• TEXTO DA PÁGINA
■ ■ ■

Hoje a cidade amanheceu cinzenta. É seu velho hábito vestir esse hábito de quase penumbra. Que incomoda. Que amolece o gosto pela vida.
Que nos tira a vontade de nos levantarmos.
Hoje, a cidade voltou a vestir os seus andrajos mais frequentes, como viúva pobre em
permanente aliviar luto. E não me apeteceu levantar. Na minha “Ilha de
Nunca Mais” não voltarei a erguer-me. O tempo… o tempo, para mim,
agora já “era uma vez”.
A notícia de que não me apeteceu levantar acinzentou de quase trevas
pedacinhos de mundo aqui e acolá. Escureceu a claridade na Ponta da
Galera. Arrefeceu o vento nordeste na Maia. Gelou corações em
Providence ou em Lisboa, em New Bedford ou em Toronto, na Califórnia
ou em Santa Catarina. Estranha sensação, esta, a de saber que eu, “uma
unidade de sentimentos/ sensações”, fazia parte dos sentimentos bons
de tantos amigos.

■ ■ ■

• EXERCÍCIOS PROPOSTOS
1 - Liste os lugares citados no texto da página depois das palavras "Gelou corações em".
2 - Transcreva do texto da página o trecho entre "Hoje, a cidade" e "de tantos amigos.", inclusive.

• REGISTROS FORNECIDOS
■ ■ ■

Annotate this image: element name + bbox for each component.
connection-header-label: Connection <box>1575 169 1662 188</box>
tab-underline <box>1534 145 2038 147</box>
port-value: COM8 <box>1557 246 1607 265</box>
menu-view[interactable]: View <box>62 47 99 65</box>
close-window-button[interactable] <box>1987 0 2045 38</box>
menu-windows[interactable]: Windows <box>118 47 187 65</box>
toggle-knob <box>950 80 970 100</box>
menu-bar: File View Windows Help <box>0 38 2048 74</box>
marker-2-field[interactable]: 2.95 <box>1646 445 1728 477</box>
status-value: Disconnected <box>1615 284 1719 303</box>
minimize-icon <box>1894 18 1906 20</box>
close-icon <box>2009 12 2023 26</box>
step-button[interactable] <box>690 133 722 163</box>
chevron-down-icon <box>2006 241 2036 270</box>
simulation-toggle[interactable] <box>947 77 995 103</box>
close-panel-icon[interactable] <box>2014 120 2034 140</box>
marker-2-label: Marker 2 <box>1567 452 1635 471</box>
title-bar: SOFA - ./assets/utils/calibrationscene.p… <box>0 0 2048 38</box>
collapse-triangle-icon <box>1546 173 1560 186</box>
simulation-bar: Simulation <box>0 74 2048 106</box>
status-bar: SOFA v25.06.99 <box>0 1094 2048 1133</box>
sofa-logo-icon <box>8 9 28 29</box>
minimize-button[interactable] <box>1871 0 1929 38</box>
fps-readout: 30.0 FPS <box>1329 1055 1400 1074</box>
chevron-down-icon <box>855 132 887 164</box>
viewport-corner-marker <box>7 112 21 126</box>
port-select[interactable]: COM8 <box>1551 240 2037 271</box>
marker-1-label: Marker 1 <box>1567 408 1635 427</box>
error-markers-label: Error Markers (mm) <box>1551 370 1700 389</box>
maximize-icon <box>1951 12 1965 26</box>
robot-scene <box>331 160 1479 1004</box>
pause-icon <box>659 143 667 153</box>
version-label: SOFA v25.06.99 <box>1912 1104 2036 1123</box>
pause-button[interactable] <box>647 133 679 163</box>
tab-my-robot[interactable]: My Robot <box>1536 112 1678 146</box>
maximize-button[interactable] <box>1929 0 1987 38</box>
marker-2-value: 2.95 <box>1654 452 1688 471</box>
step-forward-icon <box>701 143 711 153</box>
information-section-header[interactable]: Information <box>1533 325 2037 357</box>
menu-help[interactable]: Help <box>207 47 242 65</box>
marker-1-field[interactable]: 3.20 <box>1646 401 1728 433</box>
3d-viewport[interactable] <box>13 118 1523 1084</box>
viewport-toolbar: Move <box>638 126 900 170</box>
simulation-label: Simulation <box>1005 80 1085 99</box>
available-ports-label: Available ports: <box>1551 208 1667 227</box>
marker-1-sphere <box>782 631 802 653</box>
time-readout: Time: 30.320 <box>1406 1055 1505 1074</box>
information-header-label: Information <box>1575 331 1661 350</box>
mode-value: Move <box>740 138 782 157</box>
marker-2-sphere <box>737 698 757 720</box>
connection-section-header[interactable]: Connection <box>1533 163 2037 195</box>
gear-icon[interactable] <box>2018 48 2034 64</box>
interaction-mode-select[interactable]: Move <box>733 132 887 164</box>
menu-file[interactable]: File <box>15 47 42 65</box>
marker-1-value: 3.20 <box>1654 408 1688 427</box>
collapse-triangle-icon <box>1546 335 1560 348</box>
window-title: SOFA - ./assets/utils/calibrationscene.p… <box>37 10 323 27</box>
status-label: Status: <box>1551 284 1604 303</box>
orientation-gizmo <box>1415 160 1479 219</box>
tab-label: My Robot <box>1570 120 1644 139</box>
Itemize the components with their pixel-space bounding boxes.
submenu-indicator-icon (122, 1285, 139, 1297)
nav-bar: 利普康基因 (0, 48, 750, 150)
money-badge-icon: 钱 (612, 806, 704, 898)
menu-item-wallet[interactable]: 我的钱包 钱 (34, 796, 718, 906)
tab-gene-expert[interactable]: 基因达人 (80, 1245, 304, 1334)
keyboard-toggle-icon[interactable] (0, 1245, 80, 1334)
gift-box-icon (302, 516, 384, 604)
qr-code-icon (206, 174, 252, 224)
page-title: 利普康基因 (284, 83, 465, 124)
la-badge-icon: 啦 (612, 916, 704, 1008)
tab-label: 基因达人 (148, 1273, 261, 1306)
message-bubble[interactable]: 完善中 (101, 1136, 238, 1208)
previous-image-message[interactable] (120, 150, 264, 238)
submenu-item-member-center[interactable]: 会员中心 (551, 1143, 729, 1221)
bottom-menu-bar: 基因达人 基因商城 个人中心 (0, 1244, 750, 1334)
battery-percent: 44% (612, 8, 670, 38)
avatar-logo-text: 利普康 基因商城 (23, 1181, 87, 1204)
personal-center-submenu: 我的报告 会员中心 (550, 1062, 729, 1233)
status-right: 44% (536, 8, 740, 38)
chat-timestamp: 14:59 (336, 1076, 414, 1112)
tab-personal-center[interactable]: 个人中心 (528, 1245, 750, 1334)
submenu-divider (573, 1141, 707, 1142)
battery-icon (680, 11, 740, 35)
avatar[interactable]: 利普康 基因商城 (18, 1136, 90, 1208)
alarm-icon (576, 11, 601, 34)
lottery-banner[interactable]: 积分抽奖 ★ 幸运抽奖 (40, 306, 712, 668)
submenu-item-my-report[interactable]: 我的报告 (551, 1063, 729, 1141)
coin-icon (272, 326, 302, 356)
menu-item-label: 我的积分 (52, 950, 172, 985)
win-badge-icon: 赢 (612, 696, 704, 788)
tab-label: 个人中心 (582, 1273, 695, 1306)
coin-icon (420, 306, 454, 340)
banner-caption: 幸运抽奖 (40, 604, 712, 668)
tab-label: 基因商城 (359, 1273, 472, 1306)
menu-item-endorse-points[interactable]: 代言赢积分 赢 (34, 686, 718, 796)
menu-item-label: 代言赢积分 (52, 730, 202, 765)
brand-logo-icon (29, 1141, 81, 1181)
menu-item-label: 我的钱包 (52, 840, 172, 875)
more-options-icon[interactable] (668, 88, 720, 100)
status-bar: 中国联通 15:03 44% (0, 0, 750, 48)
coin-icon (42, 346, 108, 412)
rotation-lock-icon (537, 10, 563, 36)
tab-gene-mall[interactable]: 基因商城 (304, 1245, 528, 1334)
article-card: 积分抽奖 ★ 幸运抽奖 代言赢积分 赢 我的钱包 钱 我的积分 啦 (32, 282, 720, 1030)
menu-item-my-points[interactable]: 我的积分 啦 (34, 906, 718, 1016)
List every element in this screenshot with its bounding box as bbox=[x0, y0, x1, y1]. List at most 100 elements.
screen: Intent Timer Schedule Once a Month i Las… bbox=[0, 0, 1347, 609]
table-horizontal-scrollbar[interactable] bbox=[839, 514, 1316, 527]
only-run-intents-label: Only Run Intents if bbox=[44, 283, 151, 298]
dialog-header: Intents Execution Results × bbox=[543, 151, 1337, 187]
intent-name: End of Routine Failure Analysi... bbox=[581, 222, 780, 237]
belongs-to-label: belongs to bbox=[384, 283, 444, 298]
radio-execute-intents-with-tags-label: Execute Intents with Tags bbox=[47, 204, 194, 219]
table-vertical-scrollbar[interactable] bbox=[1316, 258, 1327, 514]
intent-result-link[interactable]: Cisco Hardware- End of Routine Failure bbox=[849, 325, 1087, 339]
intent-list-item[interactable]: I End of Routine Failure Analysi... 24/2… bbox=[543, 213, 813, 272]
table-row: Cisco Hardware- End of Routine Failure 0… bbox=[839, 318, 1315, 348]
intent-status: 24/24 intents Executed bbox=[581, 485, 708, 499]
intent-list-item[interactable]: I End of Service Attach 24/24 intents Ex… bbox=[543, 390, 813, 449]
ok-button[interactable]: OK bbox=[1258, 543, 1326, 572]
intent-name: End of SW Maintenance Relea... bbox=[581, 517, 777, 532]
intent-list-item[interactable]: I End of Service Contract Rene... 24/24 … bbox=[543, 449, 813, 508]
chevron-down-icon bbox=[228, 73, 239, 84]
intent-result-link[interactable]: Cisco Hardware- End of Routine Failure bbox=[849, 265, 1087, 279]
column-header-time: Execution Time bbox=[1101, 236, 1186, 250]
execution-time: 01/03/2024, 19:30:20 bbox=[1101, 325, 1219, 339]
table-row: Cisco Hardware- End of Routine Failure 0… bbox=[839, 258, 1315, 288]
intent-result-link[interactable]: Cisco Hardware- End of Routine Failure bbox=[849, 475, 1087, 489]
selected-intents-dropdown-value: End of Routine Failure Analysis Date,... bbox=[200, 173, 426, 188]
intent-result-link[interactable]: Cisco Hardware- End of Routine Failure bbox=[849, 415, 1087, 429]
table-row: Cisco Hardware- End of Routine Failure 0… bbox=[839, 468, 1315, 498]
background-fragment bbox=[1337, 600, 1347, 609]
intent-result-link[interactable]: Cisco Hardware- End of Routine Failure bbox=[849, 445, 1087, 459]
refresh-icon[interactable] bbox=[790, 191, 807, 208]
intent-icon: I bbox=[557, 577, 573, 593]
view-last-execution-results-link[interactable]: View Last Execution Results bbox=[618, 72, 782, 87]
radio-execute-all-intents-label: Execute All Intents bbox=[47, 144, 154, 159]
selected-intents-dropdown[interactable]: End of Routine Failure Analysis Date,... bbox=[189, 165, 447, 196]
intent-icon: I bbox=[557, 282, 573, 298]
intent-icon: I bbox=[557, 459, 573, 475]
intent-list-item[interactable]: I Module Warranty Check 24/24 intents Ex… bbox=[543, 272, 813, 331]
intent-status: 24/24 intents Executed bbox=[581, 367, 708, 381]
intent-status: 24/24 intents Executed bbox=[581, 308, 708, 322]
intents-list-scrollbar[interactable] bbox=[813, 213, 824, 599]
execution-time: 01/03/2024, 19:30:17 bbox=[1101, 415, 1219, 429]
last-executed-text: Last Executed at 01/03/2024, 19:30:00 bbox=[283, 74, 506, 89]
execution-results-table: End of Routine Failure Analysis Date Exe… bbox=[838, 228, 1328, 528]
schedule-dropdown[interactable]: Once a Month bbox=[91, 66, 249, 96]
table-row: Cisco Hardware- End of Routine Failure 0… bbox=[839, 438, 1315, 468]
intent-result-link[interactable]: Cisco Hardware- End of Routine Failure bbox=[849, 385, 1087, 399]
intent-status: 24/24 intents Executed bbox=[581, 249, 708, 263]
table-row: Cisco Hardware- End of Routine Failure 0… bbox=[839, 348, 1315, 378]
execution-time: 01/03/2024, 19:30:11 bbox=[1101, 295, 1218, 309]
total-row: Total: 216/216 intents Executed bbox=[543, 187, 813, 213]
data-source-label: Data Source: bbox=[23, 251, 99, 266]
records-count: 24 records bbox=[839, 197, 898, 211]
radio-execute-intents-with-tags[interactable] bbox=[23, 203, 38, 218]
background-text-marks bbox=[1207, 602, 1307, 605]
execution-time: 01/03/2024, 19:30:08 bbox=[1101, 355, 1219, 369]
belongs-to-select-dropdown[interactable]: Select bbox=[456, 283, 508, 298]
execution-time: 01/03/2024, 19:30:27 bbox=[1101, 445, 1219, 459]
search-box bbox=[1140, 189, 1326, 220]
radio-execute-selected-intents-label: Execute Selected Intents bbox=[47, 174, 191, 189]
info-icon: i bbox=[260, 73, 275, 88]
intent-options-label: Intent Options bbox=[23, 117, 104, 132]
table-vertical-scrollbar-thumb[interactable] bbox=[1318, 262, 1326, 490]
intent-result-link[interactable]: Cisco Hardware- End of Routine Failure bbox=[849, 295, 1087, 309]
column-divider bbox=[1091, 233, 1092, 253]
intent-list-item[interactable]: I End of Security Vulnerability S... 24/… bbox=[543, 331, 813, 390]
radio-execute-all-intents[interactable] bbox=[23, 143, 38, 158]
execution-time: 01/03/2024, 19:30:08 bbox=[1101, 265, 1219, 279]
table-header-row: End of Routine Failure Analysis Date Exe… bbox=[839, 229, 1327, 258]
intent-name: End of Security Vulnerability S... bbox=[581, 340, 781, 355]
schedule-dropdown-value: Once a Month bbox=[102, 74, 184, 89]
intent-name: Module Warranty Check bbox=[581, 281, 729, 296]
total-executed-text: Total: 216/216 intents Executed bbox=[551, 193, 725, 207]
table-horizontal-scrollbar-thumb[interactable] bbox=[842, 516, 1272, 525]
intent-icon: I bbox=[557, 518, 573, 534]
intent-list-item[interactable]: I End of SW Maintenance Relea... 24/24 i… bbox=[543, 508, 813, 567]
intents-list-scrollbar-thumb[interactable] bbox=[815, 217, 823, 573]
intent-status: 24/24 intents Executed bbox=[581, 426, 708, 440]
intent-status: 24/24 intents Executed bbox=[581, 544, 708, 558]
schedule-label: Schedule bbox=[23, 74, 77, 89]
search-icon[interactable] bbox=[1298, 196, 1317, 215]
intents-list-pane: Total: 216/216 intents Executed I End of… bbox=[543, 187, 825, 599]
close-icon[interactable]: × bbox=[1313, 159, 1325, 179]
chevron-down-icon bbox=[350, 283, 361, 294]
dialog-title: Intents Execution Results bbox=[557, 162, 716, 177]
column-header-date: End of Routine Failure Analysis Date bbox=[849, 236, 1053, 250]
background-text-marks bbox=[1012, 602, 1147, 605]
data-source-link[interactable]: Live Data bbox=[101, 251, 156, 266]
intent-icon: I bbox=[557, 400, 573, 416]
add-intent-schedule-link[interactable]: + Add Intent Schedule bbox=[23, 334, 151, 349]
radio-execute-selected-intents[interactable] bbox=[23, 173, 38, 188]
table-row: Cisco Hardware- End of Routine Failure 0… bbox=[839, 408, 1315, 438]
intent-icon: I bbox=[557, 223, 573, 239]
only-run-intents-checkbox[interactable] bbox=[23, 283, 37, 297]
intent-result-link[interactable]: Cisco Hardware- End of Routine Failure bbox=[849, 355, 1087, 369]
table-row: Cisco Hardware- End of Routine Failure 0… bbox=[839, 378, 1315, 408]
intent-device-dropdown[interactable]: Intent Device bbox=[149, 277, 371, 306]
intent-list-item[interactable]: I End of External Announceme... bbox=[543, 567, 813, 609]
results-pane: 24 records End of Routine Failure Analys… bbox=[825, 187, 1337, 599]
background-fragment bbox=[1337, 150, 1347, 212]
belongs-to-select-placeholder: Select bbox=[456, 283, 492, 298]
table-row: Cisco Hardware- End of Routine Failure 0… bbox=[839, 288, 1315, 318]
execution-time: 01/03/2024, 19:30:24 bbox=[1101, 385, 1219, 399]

■ ■ ■

• RESPOSTAS DO EXERCÍCIO
1 - Providence, Lisboa, New Bedford, Toronto, Califórnia, Santa Catarina

2 -
Hoje, a cidade voltou a vestir os seus andrajos mais frequentes, como viúva pobre em
permanente aliviar luto. E não me apeteceu levantar. Na minha “Ilha de
Nunca Mais” não voltarei a erguer-me. O tempo… o tempo, para mim,
agora já “era uma vez”.
A notícia de que não me apeteceu levantar acinzentou de quase trevas
pedacinhos de mundo aqui e acolá. Escureceu a claridade na Ponta da
Galera. Arrefeceu o vento nordeste na Maia. Gelou corações em
Providence ou em Lisboa, em New Bedford ou em Toronto, na Califórnia
ou em Santa Catarina. Estranha sensação, esta, a de saber que eu, “uma
unidade de sentimentos/ sensações”, fazia parte dos sentimentos bons
de tantos amigos.